**GIVEN REQUEST**
Your task is to transcribe all the entries exactly, excluding pictures.

**RECORDED INFORMATION**
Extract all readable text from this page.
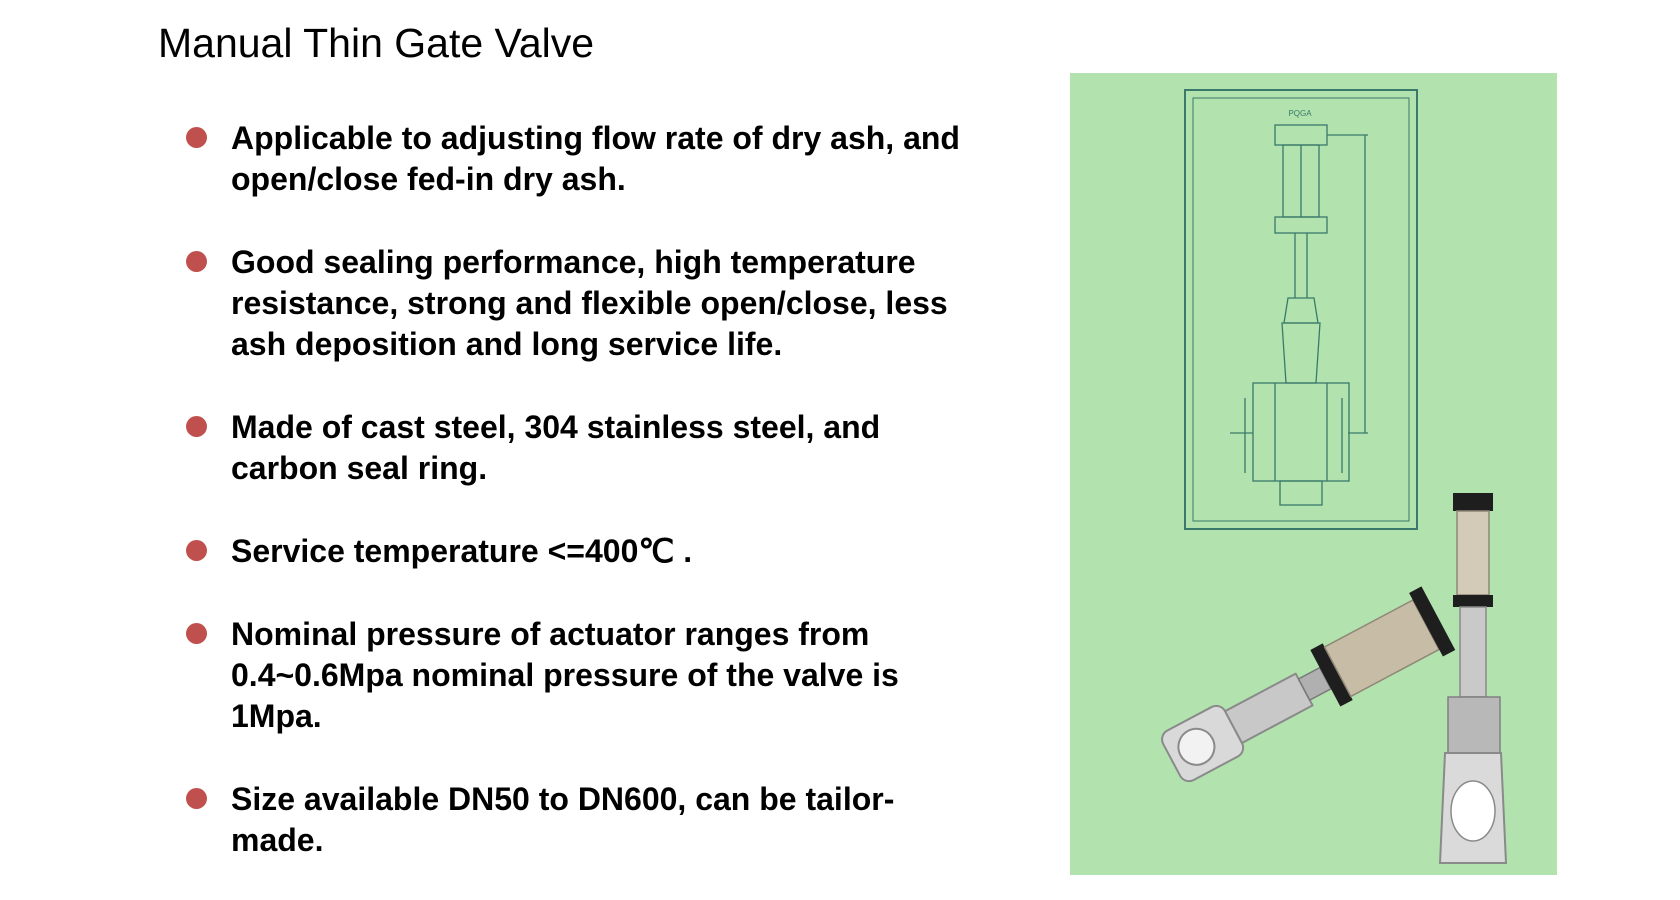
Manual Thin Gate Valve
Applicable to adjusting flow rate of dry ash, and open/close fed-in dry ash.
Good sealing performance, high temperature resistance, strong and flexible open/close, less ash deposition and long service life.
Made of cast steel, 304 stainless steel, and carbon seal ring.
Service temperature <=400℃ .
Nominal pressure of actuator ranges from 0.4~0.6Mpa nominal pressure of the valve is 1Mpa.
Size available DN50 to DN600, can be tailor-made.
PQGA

**RESULT FOR THIS TASK**
Extract all readable text from this page.
Manual Thin Gate Valve
Applicable to adjusting flow rate of dry ash, and open/close fed-in dry ash.
Good sealing performance, high temperature resistance, strong and flexible open/close, less ash deposition and long service life.
Made of cast steel, 304 stainless steel, and carbon seal ring.
Service temperature <=400℃ .
Nominal pressure of actuator ranges from 0.4~0.6Mpa nominal pressure of the valve is 1Mpa.
Size available DN50 to DN600, can be tailor-made.
PQGA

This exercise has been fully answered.